- Brief -
Return each line of the records holding the string "text".

--------

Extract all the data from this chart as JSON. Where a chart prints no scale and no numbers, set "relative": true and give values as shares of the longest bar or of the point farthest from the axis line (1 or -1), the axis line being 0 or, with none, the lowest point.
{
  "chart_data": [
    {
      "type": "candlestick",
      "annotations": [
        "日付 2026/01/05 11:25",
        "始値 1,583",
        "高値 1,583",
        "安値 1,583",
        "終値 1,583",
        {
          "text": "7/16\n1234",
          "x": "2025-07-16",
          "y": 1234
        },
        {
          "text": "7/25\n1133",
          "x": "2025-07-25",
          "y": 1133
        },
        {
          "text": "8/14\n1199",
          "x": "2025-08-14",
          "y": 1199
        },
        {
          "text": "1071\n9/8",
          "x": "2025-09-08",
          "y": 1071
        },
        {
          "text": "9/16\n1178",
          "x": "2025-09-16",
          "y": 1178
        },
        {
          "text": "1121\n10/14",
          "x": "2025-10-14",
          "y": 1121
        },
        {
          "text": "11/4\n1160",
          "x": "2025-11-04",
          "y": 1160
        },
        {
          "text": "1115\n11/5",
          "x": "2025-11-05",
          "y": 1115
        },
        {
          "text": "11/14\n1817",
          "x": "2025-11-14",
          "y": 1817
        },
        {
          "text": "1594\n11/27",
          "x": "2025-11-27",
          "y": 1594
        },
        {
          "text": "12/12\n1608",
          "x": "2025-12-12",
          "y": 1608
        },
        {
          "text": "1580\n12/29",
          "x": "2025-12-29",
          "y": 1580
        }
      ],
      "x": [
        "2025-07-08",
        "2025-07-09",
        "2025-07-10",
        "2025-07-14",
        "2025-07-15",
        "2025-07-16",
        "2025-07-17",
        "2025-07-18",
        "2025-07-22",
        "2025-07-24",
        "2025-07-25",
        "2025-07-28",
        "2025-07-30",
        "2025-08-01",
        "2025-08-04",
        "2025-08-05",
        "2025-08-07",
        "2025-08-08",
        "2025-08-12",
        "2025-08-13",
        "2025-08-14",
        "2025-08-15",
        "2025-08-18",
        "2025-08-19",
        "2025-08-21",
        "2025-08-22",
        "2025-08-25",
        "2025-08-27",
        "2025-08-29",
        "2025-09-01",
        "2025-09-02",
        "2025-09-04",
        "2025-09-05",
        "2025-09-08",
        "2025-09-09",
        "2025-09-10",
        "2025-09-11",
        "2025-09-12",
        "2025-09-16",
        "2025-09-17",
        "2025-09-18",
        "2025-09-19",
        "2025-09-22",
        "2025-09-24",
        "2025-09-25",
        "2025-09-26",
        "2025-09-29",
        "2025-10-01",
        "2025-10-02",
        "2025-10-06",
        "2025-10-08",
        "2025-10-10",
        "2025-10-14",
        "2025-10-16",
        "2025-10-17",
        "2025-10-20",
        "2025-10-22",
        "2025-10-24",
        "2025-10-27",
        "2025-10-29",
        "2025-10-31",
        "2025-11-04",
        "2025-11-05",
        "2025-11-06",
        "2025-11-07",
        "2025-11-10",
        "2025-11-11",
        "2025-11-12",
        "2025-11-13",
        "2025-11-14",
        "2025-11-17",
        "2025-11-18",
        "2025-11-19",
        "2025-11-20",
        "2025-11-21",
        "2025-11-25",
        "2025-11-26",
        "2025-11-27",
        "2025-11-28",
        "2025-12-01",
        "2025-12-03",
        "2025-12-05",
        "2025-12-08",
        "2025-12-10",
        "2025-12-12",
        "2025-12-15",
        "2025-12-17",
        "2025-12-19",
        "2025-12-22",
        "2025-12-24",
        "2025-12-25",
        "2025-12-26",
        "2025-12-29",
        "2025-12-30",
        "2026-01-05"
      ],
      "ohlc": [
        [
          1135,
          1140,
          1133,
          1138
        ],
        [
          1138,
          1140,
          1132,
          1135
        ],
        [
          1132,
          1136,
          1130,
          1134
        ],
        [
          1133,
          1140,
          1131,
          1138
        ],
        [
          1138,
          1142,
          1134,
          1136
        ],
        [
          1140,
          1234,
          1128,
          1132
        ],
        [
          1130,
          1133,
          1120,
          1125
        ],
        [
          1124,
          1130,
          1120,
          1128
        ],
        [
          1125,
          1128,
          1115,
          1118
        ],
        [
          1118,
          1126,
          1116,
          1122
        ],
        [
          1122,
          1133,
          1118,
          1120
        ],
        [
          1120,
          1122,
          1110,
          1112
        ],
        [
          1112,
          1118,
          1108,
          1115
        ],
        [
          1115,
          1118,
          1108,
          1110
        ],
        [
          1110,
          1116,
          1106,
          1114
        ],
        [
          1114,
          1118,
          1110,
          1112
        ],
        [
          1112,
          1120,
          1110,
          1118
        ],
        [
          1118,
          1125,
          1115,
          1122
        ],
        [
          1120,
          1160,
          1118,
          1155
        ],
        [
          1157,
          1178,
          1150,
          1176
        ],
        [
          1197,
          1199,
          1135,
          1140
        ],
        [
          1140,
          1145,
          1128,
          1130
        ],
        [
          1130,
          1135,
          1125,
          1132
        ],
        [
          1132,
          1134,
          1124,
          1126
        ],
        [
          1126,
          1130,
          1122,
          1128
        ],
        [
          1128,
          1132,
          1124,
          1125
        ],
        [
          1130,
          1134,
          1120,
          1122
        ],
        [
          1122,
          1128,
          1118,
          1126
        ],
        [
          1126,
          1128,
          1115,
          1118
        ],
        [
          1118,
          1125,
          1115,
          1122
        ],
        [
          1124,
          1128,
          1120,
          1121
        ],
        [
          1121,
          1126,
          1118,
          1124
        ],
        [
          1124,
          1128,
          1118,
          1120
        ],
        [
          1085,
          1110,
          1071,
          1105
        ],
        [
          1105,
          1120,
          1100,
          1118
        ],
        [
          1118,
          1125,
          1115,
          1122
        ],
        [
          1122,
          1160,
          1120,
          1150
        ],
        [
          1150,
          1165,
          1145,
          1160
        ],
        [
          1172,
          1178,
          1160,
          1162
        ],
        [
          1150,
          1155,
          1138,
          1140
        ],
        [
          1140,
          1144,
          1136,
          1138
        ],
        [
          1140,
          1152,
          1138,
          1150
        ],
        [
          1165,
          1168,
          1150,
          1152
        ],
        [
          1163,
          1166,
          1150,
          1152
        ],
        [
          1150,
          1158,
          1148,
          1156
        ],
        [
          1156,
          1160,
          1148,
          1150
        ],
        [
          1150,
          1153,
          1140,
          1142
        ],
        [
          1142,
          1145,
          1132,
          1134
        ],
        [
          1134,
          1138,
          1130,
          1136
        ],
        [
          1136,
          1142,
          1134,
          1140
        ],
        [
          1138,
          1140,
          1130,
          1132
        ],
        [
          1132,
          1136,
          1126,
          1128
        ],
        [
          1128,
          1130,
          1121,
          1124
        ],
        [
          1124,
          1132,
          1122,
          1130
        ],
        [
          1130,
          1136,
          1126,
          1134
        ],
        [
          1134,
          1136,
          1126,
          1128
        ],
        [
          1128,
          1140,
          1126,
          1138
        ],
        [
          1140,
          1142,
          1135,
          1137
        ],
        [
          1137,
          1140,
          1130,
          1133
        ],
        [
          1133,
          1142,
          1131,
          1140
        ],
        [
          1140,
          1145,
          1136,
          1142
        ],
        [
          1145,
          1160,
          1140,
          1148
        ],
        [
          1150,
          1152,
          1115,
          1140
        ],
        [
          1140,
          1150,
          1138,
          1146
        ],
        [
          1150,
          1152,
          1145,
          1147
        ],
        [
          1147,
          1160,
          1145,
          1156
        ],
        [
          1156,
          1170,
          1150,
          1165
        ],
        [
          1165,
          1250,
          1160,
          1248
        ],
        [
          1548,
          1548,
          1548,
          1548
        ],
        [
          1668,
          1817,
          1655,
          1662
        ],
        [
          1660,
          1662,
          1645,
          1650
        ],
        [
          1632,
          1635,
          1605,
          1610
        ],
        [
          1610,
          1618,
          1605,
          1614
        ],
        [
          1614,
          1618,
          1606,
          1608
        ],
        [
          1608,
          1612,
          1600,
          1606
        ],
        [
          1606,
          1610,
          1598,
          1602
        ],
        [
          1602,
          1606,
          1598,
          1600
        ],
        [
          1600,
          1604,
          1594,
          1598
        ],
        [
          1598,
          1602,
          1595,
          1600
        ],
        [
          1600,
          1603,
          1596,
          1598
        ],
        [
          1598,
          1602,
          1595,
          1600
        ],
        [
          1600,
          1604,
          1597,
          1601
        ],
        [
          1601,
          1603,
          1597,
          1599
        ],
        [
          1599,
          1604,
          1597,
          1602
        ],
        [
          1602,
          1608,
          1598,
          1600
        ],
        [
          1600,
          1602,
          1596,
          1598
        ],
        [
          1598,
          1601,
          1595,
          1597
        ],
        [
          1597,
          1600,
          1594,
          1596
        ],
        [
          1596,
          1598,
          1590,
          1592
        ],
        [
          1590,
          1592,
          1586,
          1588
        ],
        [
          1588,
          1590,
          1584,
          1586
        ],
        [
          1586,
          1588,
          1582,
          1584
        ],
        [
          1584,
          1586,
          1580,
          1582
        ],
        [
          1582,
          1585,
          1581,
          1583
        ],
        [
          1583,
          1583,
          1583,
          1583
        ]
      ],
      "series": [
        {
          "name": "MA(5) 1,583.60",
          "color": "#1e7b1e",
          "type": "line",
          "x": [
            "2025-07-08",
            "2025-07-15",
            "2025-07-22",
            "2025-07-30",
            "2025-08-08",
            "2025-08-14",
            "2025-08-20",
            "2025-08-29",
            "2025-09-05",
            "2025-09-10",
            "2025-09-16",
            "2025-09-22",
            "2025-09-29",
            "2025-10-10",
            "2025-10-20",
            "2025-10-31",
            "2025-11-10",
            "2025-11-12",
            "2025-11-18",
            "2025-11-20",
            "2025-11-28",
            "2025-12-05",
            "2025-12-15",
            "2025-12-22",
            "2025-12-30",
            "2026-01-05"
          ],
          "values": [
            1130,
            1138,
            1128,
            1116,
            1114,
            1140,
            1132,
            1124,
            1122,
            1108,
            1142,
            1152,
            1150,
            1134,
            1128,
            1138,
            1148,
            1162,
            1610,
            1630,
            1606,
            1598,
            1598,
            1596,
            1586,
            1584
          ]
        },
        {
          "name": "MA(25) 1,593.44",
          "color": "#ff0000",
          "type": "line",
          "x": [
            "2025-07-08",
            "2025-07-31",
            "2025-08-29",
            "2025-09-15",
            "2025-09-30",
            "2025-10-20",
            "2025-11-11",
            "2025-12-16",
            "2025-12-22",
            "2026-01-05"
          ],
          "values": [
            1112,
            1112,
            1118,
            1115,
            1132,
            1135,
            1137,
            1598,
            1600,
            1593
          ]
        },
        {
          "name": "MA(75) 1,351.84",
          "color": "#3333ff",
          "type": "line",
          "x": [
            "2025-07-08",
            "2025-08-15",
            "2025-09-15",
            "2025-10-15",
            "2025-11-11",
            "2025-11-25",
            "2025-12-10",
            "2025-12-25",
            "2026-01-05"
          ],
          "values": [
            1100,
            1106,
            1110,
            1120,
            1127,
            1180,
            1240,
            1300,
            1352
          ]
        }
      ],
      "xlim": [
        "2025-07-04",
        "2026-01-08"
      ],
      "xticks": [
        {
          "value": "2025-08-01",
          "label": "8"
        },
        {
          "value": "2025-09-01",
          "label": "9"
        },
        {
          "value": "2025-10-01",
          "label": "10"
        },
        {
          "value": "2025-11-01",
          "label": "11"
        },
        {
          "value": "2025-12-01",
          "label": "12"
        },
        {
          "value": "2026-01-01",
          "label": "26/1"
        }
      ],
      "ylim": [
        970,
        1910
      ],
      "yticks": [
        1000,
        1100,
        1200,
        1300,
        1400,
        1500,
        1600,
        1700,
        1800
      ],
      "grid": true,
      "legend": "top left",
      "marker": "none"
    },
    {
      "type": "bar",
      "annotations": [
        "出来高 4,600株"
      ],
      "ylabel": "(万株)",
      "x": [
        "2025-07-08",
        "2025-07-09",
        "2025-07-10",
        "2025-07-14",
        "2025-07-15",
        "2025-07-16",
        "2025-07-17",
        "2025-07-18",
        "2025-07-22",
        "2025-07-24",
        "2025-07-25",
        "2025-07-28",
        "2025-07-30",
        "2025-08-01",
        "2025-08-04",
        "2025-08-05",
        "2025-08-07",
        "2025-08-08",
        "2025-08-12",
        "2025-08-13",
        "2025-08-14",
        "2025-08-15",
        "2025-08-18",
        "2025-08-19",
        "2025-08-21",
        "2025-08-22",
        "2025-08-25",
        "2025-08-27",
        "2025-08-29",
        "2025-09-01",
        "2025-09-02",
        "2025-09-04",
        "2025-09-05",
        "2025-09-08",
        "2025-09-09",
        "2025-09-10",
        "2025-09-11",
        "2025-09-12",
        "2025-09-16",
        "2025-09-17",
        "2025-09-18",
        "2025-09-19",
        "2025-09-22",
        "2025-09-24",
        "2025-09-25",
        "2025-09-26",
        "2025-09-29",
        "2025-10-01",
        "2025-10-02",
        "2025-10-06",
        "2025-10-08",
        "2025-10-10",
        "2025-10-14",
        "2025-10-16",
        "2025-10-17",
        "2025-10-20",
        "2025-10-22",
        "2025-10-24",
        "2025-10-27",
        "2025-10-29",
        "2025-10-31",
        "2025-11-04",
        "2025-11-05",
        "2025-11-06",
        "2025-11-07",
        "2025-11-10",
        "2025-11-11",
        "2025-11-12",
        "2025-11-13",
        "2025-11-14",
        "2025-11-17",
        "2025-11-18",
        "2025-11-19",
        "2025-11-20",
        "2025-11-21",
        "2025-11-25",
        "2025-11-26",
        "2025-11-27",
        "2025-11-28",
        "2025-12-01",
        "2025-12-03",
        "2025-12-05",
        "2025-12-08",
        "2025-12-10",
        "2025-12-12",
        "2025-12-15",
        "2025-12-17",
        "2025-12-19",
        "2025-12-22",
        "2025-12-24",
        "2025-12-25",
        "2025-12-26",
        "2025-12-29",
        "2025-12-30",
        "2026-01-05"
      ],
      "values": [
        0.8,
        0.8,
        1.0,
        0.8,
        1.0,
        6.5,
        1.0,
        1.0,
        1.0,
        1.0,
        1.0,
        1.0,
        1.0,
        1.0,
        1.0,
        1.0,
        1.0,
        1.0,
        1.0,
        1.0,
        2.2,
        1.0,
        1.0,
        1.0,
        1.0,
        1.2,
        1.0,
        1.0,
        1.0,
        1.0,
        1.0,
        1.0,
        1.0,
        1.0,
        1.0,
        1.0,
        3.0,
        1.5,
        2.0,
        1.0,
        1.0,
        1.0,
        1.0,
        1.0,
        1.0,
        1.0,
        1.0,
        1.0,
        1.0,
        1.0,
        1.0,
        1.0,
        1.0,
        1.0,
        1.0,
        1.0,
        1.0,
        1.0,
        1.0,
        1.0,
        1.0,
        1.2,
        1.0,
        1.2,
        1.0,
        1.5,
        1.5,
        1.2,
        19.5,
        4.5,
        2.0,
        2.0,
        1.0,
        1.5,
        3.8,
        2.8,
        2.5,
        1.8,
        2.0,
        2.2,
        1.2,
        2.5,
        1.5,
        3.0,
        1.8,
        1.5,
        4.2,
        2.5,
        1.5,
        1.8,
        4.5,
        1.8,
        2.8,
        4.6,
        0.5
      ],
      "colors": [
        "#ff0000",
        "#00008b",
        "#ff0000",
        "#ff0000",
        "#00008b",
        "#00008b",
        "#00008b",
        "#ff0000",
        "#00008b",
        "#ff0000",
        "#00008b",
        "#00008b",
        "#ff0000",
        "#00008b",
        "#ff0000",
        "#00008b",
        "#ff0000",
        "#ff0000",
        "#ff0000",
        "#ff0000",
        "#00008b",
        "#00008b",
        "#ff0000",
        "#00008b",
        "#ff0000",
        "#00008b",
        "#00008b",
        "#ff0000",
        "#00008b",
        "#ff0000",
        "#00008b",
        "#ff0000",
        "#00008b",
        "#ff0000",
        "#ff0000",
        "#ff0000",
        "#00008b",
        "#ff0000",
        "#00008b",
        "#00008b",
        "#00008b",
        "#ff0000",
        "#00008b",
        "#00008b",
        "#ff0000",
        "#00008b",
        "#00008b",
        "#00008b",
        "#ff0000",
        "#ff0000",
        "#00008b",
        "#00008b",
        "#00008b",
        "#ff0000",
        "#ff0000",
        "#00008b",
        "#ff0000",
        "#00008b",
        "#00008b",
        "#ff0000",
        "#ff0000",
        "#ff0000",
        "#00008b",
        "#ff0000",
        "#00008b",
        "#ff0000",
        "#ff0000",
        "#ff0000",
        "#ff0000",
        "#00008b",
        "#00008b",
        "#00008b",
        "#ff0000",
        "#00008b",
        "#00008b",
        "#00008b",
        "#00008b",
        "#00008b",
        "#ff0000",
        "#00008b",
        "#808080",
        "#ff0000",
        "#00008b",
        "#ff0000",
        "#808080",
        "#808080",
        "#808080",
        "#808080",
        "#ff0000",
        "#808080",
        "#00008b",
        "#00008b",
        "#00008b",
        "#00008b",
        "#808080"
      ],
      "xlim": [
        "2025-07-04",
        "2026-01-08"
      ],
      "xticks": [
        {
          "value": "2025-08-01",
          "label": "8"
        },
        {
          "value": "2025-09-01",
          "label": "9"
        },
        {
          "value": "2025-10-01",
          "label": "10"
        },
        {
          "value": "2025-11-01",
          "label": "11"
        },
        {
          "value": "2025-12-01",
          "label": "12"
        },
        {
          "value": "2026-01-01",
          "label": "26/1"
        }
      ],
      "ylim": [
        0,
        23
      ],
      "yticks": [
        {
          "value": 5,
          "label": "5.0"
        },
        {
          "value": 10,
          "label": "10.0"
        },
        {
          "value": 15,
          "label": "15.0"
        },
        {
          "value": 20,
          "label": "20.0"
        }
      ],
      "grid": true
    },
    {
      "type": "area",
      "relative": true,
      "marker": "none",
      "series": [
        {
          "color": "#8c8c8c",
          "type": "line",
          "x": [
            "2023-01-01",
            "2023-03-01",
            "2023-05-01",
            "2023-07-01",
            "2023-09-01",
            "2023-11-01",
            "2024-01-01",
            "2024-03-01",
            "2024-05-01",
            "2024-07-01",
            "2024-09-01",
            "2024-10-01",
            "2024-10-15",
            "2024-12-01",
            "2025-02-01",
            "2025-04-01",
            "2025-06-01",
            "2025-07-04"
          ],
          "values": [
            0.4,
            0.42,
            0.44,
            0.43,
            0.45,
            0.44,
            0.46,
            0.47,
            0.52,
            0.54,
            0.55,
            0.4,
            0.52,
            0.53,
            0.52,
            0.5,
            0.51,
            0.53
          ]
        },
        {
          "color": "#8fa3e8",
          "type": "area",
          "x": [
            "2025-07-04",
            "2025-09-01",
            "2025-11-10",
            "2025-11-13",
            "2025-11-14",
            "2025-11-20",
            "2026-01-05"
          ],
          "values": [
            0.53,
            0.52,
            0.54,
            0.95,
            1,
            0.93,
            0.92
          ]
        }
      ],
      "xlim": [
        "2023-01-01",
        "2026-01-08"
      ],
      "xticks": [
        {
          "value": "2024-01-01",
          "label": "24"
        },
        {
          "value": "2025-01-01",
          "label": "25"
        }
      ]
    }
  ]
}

--------

- Response to the task -
          "text": "7/16\n1234",
          "text": "7/25\n1133",
          "text": "8/14\n1199",
          "text": "1071\n9/8",
          "text": "9/16\n1178",
          "text": "1121\n10/14",
          "text": "11/4\n1160",
          "text": "1115\n11/5",
          "text": "11/14\n1817",
          "text": "1594\n11/27",
          "text": "12/12\n1608",
          "text": "1580\n12/29",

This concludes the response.